**GOAL OF THE EXERCISE:** If a line in the records below contains the word "siehe", copy it.

**DATASET CONTENT:**
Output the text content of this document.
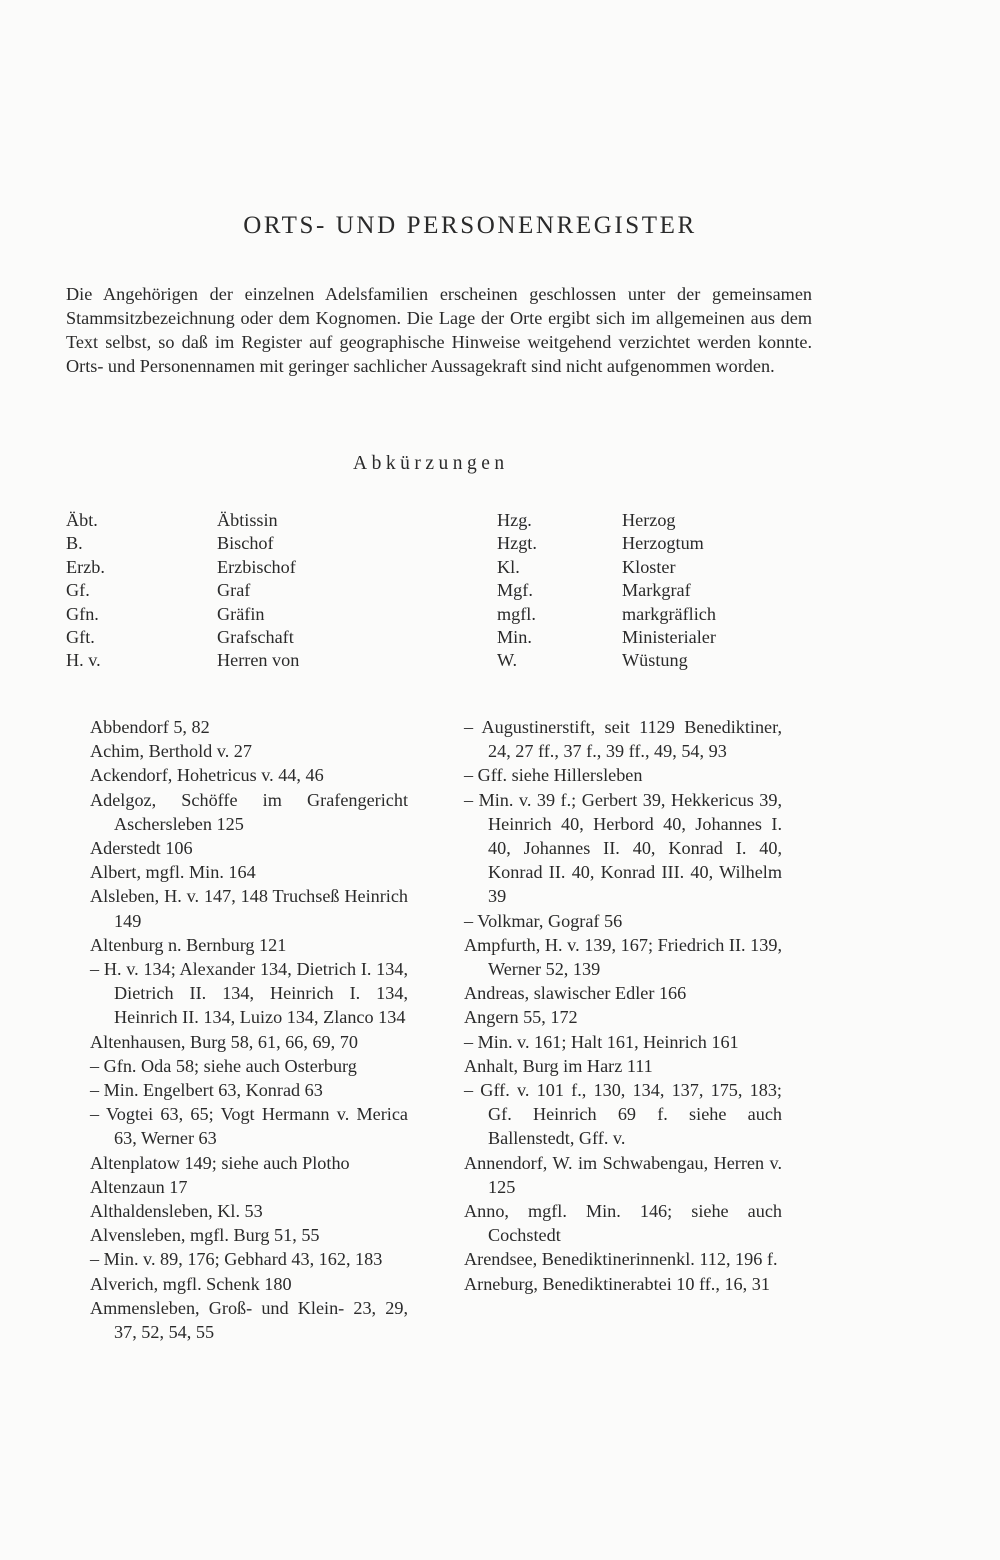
ORTS- UND PERSONENREGISTER
Die Angehörigen der einzelnen Adelsfamilien erscheinen geschlossen unter der gemeinsamen Stammsitzbezeichnung oder dem Kognomen. Die Lage der Orte ergibt sich im allgemeinen aus dem Text selbst, so daß im Register auf geographische Hinweise weitgehend verzichtet werden konnte. Orts- und Personennamen mit geringer sachlicher Aussagekraft sind nicht aufgenommen worden.
Abkürzungen
Äbt.
B.
Erzb.
Gf.
Gfn.
Gft.
H. v.
Äbtissin
Bischof
Erzbischof
Graf
Gräfin
Grafschaft
Herren von
Hzg.
Hzgt.
Kl.
Mgf.
mgfl.
Min.
W.
Herzog
Herzogtum
Kloster
Markgraf
markgräflich
Ministerialer
Wüstung
Abbendorf 5, 82
Achim, Berthold v. 27
Ackendorf, Hohetricus v. 44, 46
Adelgoz, Schöffe im Grafengericht Aschersleben 125
Aderstedt 106
Albert, mgfl. Min. 164
Alsleben, H. v. 147, 148 Truchseß Heinrich 149
Altenburg n. Bernburg 121
– H. v. 134; Alexander 134, Dietrich I. 134, Dietrich II. 134, Heinrich I. 134, Heinrich II. 134, Luizo 134, Zlanco 134
Altenhausen, Burg 58, 61, 66, 69, 70
– Gfn. Oda 58; siehe auch Osterburg
– Min. Engelbert 63, Konrad 63
– Vogtei 63, 65; Vogt Hermann v. Merica 63, Werner 63
Altenplatow 149; siehe auch Plotho
Altenzaun 17
Althaldensleben, Kl. 53
Alvensleben, mgfl. Burg 51, 55
– Min. v. 89, 176; Gebhard 43, 162, 183
Alverich, mgfl. Schenk 180
Ammensleben, Groß- und Klein- 23, 29, 37, 52, 54, 55
– Augustinerstift, seit 1129 Benediktiner, 24, 27 ff., 37 f., 39 ff., 49, 54, 93
– Gff. siehe Hillersleben
– Min. v. 39 f.; Gerbert 39, Hekkericus 39, Heinrich 40, Herbord 40, Johannes I. 40, Johannes II. 40, Konrad I. 40, Konrad II. 40, Konrad III. 40, Wilhelm 39
– Volkmar, Gograf 56
Ampfurth, H. v. 139, 167; Friedrich II. 139, Werner 52, 139
Andreas, slawischer Edler 166
Angern 55, 172
– Min. v. 161; Halt 161, Heinrich 161
Anhalt, Burg im Harz 111
– Gff. v. 101 f., 130, 134, 137, 175, 183; Gf. Heinrich 69 f. siehe auch Ballenstedt, Gff. v.
Annendorf, W. im Schwabengau, Herren v. 125
Anno, mgfl. Min. 146; siehe auch Cochstedt
Arendsee, Benediktinerinnenkl. 112, 196 f.
Arneburg, Benediktinerabtei 10 ff., 16, 31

**EXERCISE RESPONSE:**
– Gfn. Oda 58; siehe auch Osterburg
Altenplatow 149; siehe auch Plotho
– Gff. siehe Hillersleben
– Gff. v. 101 f., 130, 134, 137, 175, 183; Gf. Heinrich 69 f. siehe auch Ballenstedt, Gff. v.
Anno, mgfl. Min. 146; siehe auch Cochstedt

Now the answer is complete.